• [What you should do]: Return only the number of lines that hold "ются".

• [Items]:
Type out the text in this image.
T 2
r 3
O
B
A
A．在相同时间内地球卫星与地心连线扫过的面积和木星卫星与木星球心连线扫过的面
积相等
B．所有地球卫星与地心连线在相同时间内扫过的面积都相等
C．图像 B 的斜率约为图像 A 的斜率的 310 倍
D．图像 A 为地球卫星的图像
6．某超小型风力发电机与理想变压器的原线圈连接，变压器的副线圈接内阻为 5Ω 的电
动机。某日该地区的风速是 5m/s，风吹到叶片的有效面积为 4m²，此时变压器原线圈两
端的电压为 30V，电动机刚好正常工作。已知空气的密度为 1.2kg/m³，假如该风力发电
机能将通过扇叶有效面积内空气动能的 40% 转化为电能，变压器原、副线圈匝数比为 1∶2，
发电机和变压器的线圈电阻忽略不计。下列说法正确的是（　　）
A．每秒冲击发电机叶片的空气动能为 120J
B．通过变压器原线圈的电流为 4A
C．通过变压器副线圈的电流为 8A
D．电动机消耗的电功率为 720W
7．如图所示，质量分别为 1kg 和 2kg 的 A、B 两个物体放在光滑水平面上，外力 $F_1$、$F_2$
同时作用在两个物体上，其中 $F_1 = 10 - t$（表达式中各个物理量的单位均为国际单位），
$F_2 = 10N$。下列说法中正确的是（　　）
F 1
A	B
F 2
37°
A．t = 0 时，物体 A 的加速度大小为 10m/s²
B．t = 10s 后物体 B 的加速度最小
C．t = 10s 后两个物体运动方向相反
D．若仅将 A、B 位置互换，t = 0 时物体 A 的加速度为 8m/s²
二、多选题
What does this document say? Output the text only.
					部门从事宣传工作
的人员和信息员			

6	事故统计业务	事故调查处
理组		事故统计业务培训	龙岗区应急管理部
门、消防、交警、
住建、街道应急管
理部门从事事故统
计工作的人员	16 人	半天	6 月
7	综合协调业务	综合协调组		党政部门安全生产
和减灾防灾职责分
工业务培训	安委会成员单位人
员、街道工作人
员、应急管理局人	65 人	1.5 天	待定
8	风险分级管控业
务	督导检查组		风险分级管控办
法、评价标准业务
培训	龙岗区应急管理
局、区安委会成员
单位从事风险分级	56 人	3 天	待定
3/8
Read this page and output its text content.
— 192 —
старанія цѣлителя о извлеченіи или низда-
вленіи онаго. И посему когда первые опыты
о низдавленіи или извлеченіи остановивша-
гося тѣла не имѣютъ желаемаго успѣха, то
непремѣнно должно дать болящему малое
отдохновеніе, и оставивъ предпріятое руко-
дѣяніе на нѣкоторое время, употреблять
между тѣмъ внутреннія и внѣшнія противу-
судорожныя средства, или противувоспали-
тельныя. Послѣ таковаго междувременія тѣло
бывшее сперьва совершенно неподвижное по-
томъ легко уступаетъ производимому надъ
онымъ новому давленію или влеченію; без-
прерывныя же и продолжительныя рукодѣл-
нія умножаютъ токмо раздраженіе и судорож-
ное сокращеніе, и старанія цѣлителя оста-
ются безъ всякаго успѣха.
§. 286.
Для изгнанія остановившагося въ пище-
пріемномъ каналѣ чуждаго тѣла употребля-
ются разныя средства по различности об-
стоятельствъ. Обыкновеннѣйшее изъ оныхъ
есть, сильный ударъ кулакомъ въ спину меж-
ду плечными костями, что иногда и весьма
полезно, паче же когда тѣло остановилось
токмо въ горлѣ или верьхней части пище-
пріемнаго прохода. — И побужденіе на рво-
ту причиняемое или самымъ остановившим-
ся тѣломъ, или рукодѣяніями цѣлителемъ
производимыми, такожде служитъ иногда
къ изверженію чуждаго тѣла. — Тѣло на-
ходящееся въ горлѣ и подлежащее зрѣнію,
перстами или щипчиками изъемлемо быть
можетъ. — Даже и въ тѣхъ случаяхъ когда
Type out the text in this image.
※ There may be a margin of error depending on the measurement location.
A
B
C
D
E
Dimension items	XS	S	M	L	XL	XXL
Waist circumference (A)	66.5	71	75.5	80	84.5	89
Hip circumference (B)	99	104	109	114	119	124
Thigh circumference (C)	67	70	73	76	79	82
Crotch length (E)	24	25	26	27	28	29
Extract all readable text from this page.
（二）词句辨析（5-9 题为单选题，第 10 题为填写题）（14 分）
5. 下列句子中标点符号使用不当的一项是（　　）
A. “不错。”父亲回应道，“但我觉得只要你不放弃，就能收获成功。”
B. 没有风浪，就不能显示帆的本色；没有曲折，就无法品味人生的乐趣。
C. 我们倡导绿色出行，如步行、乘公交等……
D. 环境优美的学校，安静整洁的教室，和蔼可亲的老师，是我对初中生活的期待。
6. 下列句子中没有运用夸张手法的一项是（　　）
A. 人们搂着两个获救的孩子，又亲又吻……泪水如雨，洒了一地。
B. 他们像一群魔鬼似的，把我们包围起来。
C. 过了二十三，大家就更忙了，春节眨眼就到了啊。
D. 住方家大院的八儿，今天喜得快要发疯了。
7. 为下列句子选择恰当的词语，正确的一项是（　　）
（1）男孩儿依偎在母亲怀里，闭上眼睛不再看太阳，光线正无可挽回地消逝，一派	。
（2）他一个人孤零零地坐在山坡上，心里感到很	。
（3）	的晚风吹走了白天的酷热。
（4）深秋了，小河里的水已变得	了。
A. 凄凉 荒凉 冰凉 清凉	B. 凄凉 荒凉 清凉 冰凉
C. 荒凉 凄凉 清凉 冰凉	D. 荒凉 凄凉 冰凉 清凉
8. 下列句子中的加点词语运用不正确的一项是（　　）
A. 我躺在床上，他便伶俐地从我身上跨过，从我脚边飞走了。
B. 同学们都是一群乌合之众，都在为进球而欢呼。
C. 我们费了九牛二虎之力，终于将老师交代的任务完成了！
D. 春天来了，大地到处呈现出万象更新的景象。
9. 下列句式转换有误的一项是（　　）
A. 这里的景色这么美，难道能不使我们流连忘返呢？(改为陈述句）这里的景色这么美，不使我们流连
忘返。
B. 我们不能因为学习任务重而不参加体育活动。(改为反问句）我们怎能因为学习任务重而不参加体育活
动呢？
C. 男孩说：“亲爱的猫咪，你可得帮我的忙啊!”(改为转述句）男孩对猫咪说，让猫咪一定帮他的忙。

• [Correct answer]: 2